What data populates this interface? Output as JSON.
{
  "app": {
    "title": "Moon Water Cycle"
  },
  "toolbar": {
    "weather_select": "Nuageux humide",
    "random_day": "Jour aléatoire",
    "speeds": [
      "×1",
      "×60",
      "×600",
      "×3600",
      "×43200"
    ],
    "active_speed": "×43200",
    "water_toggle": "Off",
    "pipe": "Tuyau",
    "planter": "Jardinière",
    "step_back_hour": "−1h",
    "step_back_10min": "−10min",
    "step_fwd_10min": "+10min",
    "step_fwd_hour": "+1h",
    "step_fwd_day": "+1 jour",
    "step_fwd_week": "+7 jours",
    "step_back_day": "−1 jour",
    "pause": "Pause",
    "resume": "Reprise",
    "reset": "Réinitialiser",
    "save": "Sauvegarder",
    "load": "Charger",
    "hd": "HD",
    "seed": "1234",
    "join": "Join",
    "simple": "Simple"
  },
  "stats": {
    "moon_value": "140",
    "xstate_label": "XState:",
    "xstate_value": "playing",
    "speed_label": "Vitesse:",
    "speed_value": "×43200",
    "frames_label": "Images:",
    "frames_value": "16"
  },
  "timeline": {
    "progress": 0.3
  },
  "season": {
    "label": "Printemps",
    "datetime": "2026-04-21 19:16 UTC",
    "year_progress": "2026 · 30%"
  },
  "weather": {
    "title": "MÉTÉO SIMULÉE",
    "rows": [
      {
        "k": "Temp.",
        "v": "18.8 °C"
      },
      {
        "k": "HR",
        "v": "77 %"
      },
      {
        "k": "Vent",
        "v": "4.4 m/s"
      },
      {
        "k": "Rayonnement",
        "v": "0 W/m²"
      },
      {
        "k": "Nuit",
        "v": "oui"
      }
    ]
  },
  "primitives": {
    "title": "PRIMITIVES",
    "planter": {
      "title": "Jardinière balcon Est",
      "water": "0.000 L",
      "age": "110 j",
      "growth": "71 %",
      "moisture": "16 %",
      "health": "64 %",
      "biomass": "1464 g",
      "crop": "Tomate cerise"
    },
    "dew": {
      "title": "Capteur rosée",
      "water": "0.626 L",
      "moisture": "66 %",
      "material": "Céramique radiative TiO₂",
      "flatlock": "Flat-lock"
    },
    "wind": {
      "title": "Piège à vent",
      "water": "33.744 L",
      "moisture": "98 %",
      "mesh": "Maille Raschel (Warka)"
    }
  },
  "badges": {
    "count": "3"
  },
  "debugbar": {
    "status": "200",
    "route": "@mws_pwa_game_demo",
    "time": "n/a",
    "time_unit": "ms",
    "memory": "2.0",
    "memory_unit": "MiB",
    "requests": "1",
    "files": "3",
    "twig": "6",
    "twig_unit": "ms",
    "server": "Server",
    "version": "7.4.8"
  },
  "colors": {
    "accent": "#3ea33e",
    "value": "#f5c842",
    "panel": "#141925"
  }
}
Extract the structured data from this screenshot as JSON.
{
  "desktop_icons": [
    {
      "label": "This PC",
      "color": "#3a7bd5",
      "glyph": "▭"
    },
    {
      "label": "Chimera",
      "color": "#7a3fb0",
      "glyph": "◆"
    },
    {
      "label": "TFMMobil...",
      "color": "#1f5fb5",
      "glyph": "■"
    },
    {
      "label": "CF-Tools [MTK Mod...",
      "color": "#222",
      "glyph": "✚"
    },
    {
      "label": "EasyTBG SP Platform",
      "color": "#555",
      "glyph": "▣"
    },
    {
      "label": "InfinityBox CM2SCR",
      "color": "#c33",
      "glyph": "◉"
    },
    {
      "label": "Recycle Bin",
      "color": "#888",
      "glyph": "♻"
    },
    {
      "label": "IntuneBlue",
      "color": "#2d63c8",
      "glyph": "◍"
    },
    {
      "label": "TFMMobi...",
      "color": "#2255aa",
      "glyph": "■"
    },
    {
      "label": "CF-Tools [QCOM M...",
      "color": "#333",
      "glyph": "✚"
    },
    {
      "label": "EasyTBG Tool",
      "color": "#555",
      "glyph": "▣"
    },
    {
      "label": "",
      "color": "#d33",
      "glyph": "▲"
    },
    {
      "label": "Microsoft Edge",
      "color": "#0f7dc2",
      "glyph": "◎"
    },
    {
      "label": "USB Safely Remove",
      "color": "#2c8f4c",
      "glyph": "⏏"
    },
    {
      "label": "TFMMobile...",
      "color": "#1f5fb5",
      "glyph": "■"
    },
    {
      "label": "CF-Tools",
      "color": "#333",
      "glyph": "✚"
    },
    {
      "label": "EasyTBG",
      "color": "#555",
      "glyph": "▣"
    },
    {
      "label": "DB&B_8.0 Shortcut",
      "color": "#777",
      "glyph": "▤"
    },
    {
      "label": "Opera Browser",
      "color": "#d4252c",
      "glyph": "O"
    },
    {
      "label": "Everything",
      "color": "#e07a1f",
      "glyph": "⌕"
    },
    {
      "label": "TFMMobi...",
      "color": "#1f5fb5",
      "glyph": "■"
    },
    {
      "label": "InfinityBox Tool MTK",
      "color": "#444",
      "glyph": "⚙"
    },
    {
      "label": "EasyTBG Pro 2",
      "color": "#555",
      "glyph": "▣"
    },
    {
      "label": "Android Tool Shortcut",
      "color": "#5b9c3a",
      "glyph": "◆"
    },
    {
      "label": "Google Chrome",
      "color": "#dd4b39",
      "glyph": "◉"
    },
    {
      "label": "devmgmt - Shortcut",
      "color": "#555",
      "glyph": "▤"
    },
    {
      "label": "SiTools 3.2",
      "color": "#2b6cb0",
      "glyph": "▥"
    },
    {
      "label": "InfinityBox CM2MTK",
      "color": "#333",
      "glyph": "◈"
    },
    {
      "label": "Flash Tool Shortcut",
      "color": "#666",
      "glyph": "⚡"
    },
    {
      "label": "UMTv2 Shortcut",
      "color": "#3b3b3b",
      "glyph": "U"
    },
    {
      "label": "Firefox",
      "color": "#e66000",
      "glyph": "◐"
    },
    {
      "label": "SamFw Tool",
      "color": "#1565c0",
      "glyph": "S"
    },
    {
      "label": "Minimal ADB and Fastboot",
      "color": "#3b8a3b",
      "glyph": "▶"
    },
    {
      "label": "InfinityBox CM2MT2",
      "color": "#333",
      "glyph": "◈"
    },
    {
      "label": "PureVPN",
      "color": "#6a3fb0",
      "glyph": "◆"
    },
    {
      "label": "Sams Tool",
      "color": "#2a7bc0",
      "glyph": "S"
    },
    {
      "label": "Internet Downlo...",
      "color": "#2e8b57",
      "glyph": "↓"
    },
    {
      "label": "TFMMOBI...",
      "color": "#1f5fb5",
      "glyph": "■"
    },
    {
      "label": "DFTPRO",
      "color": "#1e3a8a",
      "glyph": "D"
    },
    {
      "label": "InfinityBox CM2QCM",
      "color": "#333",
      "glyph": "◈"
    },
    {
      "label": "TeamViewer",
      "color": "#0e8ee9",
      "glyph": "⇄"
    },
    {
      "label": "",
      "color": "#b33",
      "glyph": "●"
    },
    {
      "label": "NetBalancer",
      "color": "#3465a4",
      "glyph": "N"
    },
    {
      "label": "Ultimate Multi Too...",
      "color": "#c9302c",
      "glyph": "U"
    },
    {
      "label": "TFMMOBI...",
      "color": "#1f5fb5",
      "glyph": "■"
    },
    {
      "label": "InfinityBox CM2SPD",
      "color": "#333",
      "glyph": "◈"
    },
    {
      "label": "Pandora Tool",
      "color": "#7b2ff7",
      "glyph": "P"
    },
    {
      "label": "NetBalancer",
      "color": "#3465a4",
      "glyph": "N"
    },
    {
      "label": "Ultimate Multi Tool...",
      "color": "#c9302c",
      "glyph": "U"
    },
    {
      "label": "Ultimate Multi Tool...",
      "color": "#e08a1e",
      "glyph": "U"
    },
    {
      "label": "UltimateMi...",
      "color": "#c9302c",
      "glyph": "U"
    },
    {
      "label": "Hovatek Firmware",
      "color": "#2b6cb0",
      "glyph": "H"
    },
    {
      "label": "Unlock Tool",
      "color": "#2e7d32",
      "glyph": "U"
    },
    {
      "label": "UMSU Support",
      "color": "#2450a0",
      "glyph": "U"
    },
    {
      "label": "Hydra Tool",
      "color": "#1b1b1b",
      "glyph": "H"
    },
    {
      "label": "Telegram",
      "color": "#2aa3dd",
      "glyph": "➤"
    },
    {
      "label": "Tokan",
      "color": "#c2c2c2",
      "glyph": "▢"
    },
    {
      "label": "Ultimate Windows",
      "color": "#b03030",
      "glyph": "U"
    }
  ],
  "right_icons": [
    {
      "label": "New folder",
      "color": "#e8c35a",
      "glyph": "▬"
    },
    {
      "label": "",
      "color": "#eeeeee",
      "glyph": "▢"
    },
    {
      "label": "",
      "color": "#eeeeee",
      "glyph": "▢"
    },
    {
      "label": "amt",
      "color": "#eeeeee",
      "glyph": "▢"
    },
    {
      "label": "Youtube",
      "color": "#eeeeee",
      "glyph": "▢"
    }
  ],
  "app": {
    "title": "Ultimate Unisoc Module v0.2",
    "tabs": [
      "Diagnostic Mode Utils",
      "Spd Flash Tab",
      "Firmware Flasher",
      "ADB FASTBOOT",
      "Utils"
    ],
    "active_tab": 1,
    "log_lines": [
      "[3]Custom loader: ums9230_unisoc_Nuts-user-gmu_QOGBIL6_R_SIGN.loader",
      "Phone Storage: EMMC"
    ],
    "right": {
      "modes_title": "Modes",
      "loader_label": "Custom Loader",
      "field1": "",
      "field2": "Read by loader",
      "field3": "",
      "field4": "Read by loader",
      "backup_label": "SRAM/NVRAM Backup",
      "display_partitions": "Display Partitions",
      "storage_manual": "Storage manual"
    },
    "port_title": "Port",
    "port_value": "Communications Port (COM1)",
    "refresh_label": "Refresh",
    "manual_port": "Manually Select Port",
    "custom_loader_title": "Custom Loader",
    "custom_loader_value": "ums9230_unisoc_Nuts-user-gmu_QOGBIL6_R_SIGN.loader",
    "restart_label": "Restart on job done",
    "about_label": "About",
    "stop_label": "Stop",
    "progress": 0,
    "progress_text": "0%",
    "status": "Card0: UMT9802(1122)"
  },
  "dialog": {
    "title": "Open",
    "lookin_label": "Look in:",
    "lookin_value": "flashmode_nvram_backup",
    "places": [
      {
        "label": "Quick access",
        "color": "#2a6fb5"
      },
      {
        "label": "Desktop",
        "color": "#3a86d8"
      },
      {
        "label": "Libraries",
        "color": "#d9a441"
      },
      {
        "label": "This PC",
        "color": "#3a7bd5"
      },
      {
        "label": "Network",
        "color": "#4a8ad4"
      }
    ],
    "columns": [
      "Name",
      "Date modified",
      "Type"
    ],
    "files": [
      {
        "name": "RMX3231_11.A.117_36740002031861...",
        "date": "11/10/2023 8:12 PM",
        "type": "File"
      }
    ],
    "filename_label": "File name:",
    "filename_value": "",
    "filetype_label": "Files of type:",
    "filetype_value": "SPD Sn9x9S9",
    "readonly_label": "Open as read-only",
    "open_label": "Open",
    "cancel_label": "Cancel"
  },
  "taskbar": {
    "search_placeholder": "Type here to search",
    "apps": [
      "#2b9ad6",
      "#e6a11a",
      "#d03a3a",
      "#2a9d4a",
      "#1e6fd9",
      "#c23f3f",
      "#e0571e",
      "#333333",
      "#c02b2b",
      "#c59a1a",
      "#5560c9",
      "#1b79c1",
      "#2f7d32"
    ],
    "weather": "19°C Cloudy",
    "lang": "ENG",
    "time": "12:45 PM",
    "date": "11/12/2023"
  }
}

★ ★ ★ ★ ★ ★ ★

▶ _Requirements_
Search the entries for the word "moisture", then gather every line that has it.

▶ _Written answer_
      "moisture": "16 %",
      "moisture": "66 %",
      "moisture": "98 %",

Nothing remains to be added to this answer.